◆ Aim of the exercise
Below are some entries. Copy each line that holds the string "this".

======== Material supplied

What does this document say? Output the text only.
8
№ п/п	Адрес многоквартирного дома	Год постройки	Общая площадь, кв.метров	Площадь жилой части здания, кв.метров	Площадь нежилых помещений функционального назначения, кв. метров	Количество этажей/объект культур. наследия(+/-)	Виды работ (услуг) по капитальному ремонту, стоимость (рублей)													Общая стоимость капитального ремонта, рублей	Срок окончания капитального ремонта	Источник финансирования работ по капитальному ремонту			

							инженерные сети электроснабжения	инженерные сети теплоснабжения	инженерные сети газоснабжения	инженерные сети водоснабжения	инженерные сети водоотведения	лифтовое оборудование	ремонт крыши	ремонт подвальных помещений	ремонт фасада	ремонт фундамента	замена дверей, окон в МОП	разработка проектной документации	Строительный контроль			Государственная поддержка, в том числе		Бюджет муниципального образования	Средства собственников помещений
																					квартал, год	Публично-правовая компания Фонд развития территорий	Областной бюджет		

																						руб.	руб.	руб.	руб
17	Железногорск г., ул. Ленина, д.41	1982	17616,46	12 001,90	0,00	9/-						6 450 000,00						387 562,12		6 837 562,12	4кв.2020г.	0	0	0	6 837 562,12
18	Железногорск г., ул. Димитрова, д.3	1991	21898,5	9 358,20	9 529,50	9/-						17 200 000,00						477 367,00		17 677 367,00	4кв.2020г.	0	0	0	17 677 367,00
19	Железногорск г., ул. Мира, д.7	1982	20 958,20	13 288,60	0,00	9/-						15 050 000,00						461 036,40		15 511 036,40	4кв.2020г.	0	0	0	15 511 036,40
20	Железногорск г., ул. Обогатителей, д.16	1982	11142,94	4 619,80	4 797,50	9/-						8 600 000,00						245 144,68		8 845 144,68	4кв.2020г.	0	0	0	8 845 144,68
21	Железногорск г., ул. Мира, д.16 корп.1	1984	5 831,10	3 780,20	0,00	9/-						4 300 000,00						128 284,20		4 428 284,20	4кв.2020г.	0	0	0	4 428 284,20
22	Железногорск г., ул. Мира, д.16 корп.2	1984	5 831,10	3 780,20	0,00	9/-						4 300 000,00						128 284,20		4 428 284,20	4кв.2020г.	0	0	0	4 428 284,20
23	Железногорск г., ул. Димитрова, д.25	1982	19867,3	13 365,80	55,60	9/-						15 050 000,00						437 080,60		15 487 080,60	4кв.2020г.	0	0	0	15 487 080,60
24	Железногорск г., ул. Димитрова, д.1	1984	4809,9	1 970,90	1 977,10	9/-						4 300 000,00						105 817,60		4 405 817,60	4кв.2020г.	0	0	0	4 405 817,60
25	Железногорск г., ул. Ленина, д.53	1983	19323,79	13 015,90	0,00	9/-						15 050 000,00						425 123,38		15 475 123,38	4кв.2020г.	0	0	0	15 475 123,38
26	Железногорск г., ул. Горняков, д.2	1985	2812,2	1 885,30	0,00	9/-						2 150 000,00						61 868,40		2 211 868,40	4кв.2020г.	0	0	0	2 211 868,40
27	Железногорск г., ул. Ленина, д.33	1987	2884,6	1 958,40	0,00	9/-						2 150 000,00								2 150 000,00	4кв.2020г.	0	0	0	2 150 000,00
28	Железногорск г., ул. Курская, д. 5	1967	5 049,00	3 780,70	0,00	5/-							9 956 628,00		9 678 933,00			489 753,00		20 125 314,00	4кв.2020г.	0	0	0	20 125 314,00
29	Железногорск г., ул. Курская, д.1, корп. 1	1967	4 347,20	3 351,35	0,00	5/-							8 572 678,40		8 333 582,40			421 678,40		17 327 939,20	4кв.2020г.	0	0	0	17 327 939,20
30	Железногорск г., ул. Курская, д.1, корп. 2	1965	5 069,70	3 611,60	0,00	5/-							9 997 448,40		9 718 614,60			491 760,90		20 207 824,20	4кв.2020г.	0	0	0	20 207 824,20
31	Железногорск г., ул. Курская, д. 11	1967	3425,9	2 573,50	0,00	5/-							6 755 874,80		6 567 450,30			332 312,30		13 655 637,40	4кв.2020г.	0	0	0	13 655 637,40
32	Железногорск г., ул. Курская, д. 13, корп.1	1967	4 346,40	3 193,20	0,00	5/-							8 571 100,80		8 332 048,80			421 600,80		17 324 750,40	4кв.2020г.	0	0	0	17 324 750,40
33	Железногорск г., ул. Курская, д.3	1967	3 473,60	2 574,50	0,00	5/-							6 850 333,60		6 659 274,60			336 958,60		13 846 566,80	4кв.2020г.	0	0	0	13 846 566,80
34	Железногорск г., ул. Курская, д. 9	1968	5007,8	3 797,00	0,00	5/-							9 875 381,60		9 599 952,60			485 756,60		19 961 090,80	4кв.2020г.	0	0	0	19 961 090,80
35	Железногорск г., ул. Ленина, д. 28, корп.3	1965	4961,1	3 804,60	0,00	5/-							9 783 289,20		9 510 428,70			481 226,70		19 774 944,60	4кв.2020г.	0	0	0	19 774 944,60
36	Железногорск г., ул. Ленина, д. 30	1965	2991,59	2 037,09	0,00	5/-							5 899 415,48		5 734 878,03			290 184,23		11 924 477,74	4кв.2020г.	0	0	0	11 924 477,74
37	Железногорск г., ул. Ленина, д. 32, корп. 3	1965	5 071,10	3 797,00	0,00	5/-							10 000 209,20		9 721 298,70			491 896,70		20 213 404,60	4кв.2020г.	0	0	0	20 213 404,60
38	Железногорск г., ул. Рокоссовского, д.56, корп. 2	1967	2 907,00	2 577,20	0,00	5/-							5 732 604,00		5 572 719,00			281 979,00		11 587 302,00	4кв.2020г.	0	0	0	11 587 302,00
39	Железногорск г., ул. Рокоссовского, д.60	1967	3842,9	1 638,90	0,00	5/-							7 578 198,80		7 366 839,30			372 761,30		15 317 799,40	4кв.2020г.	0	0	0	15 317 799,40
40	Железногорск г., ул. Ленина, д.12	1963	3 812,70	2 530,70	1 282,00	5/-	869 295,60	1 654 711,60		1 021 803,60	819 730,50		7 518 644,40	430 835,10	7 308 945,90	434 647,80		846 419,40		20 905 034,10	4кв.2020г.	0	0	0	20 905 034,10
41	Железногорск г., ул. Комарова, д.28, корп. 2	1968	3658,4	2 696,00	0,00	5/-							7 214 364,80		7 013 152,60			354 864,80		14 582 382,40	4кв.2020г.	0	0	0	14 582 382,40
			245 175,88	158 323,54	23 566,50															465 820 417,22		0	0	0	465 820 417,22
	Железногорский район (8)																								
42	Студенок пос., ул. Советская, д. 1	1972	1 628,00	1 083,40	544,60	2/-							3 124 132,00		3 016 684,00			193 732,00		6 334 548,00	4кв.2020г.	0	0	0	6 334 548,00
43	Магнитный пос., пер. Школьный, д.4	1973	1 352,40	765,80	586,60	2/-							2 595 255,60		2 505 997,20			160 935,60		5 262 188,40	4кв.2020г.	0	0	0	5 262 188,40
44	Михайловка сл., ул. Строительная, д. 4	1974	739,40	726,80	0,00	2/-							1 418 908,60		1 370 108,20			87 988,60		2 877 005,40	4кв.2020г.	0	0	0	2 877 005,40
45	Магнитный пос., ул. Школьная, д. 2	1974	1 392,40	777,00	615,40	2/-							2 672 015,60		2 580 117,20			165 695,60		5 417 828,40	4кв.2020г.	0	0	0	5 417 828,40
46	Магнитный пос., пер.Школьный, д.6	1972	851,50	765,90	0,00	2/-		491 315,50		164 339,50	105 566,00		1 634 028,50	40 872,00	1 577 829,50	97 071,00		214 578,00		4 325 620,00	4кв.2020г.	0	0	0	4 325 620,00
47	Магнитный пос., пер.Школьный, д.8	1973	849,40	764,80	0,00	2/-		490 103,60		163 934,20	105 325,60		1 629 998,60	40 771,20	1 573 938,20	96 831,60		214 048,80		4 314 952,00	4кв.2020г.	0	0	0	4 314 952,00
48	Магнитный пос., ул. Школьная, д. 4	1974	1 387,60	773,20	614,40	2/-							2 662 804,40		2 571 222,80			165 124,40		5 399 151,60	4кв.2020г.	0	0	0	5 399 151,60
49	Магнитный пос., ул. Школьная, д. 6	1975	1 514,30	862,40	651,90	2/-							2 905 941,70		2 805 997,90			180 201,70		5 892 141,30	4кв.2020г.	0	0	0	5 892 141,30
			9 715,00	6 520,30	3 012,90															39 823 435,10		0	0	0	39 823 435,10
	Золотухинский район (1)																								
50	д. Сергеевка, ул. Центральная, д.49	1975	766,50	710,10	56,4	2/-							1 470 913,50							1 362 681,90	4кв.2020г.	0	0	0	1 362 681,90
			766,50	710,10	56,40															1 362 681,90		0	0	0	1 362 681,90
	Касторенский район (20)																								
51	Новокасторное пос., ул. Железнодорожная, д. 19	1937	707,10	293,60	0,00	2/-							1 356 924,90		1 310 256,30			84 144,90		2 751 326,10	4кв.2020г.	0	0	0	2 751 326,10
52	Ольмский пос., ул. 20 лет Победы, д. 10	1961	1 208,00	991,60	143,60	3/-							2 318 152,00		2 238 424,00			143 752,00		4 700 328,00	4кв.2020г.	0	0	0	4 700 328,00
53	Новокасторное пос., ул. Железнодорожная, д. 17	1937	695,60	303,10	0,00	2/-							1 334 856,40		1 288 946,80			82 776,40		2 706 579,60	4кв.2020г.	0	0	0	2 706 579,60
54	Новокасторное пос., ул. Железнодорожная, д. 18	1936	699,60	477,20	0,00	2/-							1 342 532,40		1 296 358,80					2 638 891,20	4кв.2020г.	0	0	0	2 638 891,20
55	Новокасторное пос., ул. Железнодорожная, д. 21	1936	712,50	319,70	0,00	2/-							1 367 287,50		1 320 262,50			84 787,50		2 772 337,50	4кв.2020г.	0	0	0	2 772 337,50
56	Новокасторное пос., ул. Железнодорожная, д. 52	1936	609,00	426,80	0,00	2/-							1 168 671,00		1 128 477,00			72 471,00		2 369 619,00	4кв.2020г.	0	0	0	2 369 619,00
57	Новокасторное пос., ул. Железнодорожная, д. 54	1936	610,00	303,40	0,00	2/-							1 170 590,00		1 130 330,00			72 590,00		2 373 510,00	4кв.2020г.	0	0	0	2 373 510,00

================
======== Material supplied

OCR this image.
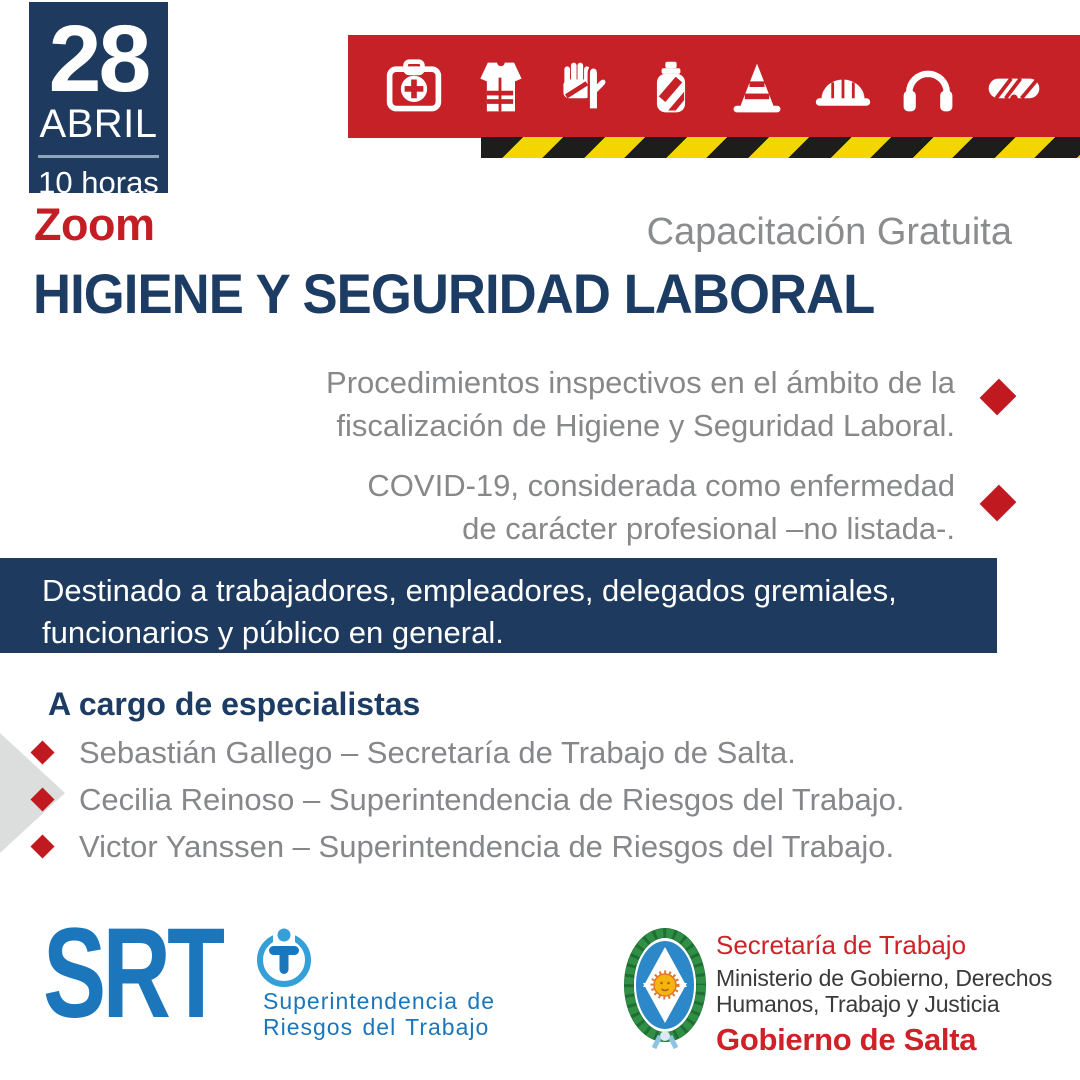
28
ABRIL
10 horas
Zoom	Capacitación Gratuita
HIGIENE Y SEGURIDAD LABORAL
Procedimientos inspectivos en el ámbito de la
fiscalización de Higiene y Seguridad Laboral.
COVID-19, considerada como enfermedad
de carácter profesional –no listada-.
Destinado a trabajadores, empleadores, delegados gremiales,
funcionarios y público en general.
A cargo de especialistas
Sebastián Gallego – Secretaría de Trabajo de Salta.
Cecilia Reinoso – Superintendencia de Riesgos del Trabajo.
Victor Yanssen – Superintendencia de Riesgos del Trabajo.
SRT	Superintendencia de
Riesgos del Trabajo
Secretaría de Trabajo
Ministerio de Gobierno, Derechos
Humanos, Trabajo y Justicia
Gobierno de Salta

================

◆ Task output
What does this document say? Output the text only.
OCR this image.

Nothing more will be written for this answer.